Collected data entries
>>>>>
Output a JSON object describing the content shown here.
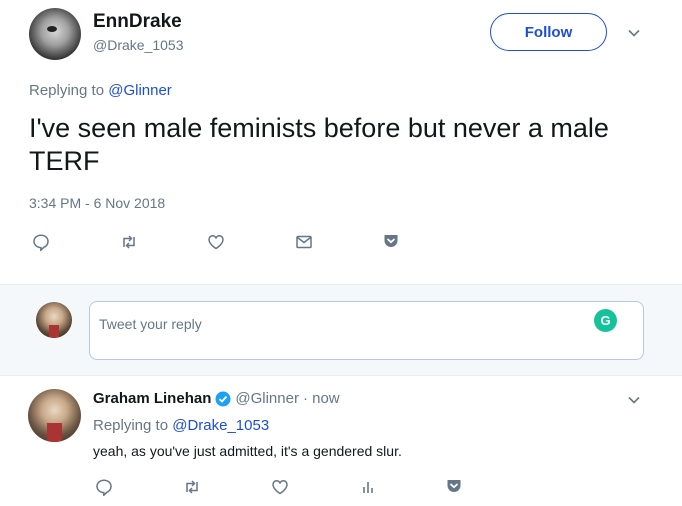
{
  "main_tweet": {
    "author_name": "EnnDrake",
    "author_handle": "@Drake_1053",
    "follow_label": "Follow",
    "replying_prefix": "Replying to",
    "replying_to": "@Glinner",
    "text": "I've seen male feminists before but never a male TERF",
    "timestamp": "3:34 PM - 6 Nov 2018",
    "actions": [
      "reply-icon",
      "retweet-icon",
      "like-icon",
      "message-icon",
      "pocket-icon"
    ]
  },
  "reply_box": {
    "placeholder": "Tweet your reply",
    "grammarly_letter": "G"
  },
  "reply_tweet": {
    "author_name": "Graham Linehan",
    "author_handle": "@Glinner",
    "time": "· now",
    "replying_prefix": "Replying to",
    "replying_to": "@Drake_1053",
    "text": "yeah, as you've just admitted, it's a gendered slur.",
    "actions": [
      "reply-icon",
      "retweet-icon",
      "like-icon",
      "analytics-icon",
      "pocket-icon"
    ]
  },
  "colors": {
    "accent": "#1d4ed8",
    "muted": "#657786",
    "text": "#14171a",
    "verified": "#1da1f2",
    "grammarly": "#15c39a"
  }
}
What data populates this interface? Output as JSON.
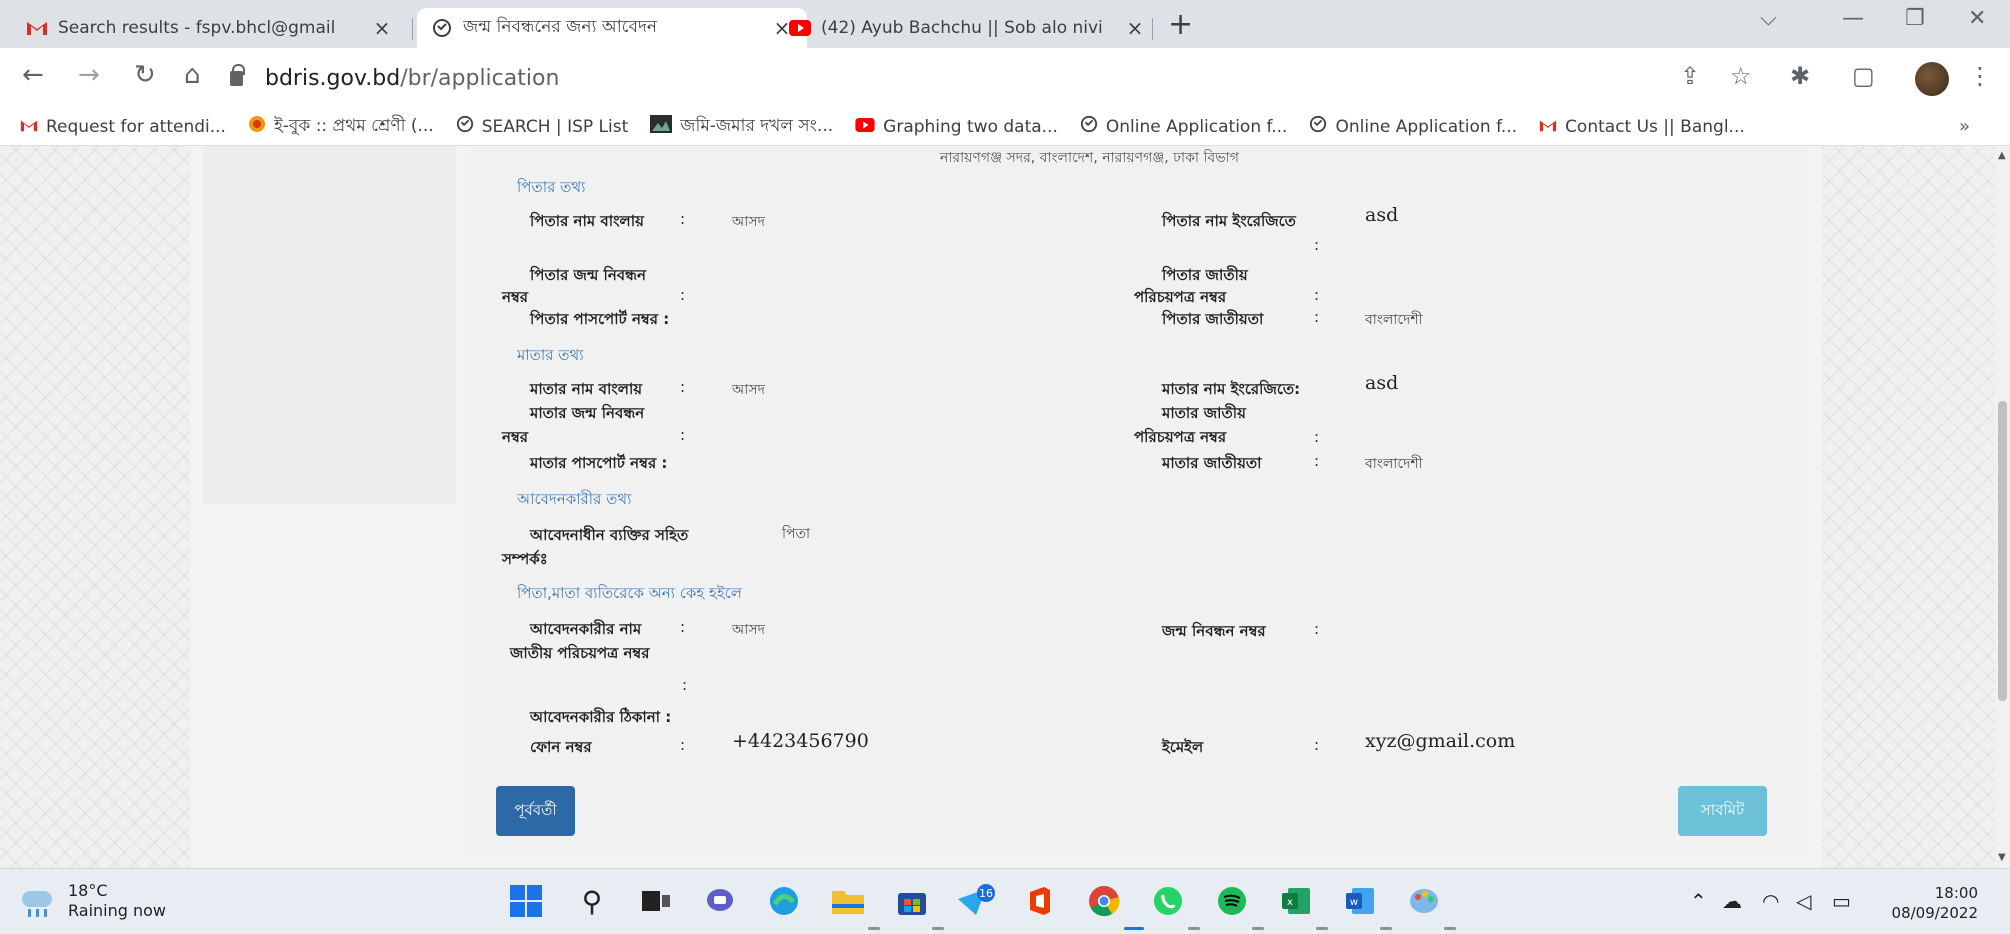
{
  "browser": {
    "tabs": [
      {
        "title": "Search results - fspv.bhcl@gmail",
        "icon": "gmail-icon",
        "active": false
      },
      {
        "title": "জন্ম নিবন্ধনের জন্য আবেদন",
        "icon": "globe-icon",
        "active": true
      },
      {
        "title": "(42) Ayub Bachchu || Sob alo nivi",
        "icon": "youtube-icon",
        "active": false
      }
    ],
    "close_glyph": "×",
    "new_tab_glyph": "+",
    "url_host": "bdris.gov.bd",
    "url_path": "/br/application",
    "bookmarks": [
      {
        "label": "Request for attendi...",
        "icon": "gmail-icon"
      },
      {
        "label": "ই-বুক :: প্রথম শ্রেণী (...",
        "icon": "ebook-icon"
      },
      {
        "label": "SEARCH | ISP List",
        "icon": "globe-icon"
      },
      {
        "label": "জমি-জমার দখল সং...",
        "icon": "image-icon"
      },
      {
        "label": "Graphing two data...",
        "icon": "youtube-icon"
      },
      {
        "label": "Online Application f...",
        "icon": "globe-icon"
      },
      {
        "label": "Online Application f...",
        "icon": "globe-icon"
      },
      {
        "label": "Contact Us || Bangl...",
        "icon": "gmail-icon"
      }
    ],
    "bookmarks_more": "»"
  },
  "page": {
    "address_line": "নারায়ণগঞ্জ সদর, বাংলাদেশ, নারায়ণগঞ্জ, ঢাকা বিভাগ",
    "father": {
      "heading": "পিতার তথ্য",
      "name_bn_label": "পিতার নাম বাংলায়",
      "name_bn_value": "আসদ",
      "name_en_label": "পিতার নাম ইংরেজিতে",
      "name_en_value": "asd",
      "brn_label_1": "পিতার জন্ম নিবন্ধন",
      "brn_label_2": "নম্বর",
      "nid_label_1": "পিতার জাতীয়",
      "nid_label_2": "পরিচয়পত্র নম্বর",
      "passport_label": "পিতার পাসপোর্ট নম্বর :",
      "nationality_label": "পিতার জাতীয়তা",
      "nationality_value": "বাংলাদেশী"
    },
    "mother": {
      "heading": "মাতার তথ্য",
      "name_bn_label": "মাতার নাম বাংলায়",
      "name_bn_value": "আসদ",
      "name_en_label": "মাতার নাম ইংরেজিতে:",
      "name_en_value": "asd",
      "brn_label_1": "মাতার জন্ম নিবন্ধন",
      "brn_label_2": "নম্বর",
      "nid_label_1": "মাতার জাতীয়",
      "nid_label_2": "পরিচয়পত্র নম্বর",
      "passport_label": "মাতার পাসপোর্ট নম্বর :",
      "nationality_label": "মাতার জাতীয়তা",
      "nationality_value": "বাংলাদেশী"
    },
    "applicant": {
      "heading": "আবেদনকারীর তথ্য",
      "relation_label_1": "আবেদনাধীন ব্যক্তির সহিত",
      "relation_label_2": "সম্পর্কঃ",
      "relation_value": "পিতা"
    },
    "other": {
      "heading": "পিতা,মাতা ব্যতিরেকে অন্য কেহ হইলে",
      "name_label": "আবেদনকারীর নাম",
      "name_value": "আসদ",
      "brn_label": "জন্ম নিবন্ধন নম্বর",
      "nid_label": "জাতীয় পরিচয়পত্র নম্বর",
      "address_label": "আবেদনকারীর ঠিকানা :",
      "phone_label": "ফোন নম্বর",
      "phone_value": "+4423456790",
      "email_label": "ইমেইল",
      "email_value": "xyz@gmail.com"
    },
    "colon": ":",
    "prev_button": "পূর্ববর্তী",
    "submit_button": "সাবমিট"
  },
  "taskbar": {
    "temperature": "18°C",
    "weather": "Raining now",
    "teams_badge": "16",
    "time": "18:00",
    "date": "08/09/2022"
  },
  "colors": {
    "accent_blue": "#2e69a7",
    "section_heading": "#3a78b5",
    "submit": "#6cc0d8"
  }
}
<<<<<
#### Task goal
Print the entries above exactly, taking out only the pictures.

#### Task answer
Output a JSON object describing the content shown here.
{
  "main_tweet": {
    "author_name": "EnnDrake",
    "author_handle": "@Drake_1053",
    "follow_label": "Follow",
    "replying_prefix": "Replying to",
    "replying_to": "@Glinner",
    "text": "I've seen male feminists before but never a male TERF",
    "timestamp": "3:34 PM - 6 Nov 2018",
    "actions": [
      "reply-icon",
      "retweet-icon",
      "like-icon",
      "message-icon",
      "pocket-icon"
    ]
  },
  "reply_box": {
    "placeholder": "Tweet your reply",
    "grammarly_letter": "G"
  },
  "reply_tweet": {
    "author_name": "Graham Linehan",
    "author_handle": "@Glinner",
    "time": "· now",
    "replying_prefix": "Replying to",
    "replying_to": "@Drake_1053",
    "text": "yeah, as you've just admitted, it's a gendered slur.",
    "actions": [
      "reply-icon",
      "retweet-icon",
      "like-icon",
      "analytics-icon",
      "pocket-icon"
    ]
  },
  "colors": {
    "accent": "#1d4ed8",
    "muted": "#657786",
    "text": "#14171a",
    "verified": "#1da1f2",
    "grammarly": "#15c39a"
  }
}
What data populates this interface? Output as JSON.
{
  "browser": {
    "tabs": [
      {
        "title": "Search results - fspv.bhcl@gmail",
        "icon": "gmail-icon",
        "active": false
      },
      {
        "title": "জন্ম নিবন্ধনের জন্য আবেদন",
        "icon": "globe-icon",
        "active": true
      },
      {
        "title": "(42) Ayub Bachchu || Sob alo nivi",
        "icon": "youtube-icon",
        "active": false
      }
    ],
    "close_glyph": "×",
    "new_tab_glyph": "+",
    "url_host": "bdris.gov.bd",
    "url_path": "/br/application",
    "bookmarks": [
      {
        "label": "Request for attendi...",
        "icon": "gmail-icon"
      },
      {
        "label": "ই-বুক :: প্রথম শ্রেণী (...",
        "icon": "ebook-icon"
      },
      {
        "label": "SEARCH | ISP List",
        "icon": "globe-icon"
      },
      {
        "label": "জমি-জমার দখল সং...",
        "icon": "image-icon"
      },
      {
        "label": "Graphing two data...",
        "icon": "youtube-icon"
      },
      {
        "label": "Online Application f...",
        "icon": "globe-icon"
      },
      {
        "label": "Online Application f...",
        "icon": "globe-icon"
      },
      {
        "label": "Contact Us || Bangl...",
        "icon": "gmail-icon"
      }
    ],
    "bookmarks_more": "»"
  },
  "page": {
    "address_line": "নারায়ণগঞ্জ সদর, বাংলাদেশ, নারায়ণগঞ্জ, ঢাকা বিভাগ",
    "father": {
      "heading": "পিতার তথ্য",
      "name_bn_label": "পিতার নাম বাংলায়",
      "name_bn_value": "আসদ",
      "name_en_label": "পিতার নাম ইংরেজিতে",
      "name_en_value": "asd",
      "brn_label_1": "পিতার জন্ম নিবন্ধন",
      "brn_label_2": "নম্বর",
      "nid_label_1": "পিতার জাতীয়",
      "nid_label_2": "পরিচয়পত্র নম্বর",
      "passport_label": "পিতার পাসপোর্ট নম্বর :",
      "nationality_label": "পিতার জাতীয়তা",
      "nationality_value": "বাংলাদেশী"
    },
    "mother": {
      "heading": "মাতার তথ্য",
      "name_bn_label": "মাতার নাম বাংলায়",
      "name_bn_value": "আসদ",
      "name_en_label": "মাতার নাম ইংরেজিতে:",
      "name_en_value": "asd",
      "brn_label_1": "মাতার জন্ম নিবন্ধন",
      "brn_label_2": "নম্বর",
      "nid_label_1": "মাতার জাতীয়",
      "nid_label_2": "পরিচয়পত্র নম্বর",
      "passport_label": "মাতার পাসপোর্ট নম্বর :",
      "nationality_label": "মাতার জাতীয়তা",
      "nationality_value": "বাংলাদেশী"
    },
    "applicant": {
      "heading": "আবেদনকারীর তথ্য",
      "relation_label_1": "আবেদনাধীন ব্যক্তির সহিত",
      "relation_label_2": "সম্পর্কঃ",
      "relation_value": "পিতা"
    },
    "other": {
      "heading": "পিতা,মাতা ব্যতিরেকে অন্য কেহ হইলে",
      "name_label": "আবেদনকারীর নাম",
      "name_value": "আসদ",
      "brn_label": "জন্ম নিবন্ধন নম্বর",
      "nid_label": "জাতীয় পরিচয়পত্র নম্বর",
      "address_label": "আবেদনকারীর ঠিকানা :",
      "phone_label": "ফোন নম্বর",
      "phone_value": "+4423456790",
      "email_label": "ইমেইল",
      "email_value": "xyz@gmail.com"
    },
    "colon": ":",
    "prev_button": "পূর্ববর্তী",
    "submit_button": "সাবমিট"
  },
  "taskbar": {
    "temperature": "18°C",
    "weather": "Raining now",
    "teams_badge": "16",
    "time": "18:00",
    "date": "08/09/2022"
  },
  "colors": {
    "accent_blue": "#2e69a7",
    "section_heading": "#3a78b5",
    "submit": "#6cc0d8"
  }
}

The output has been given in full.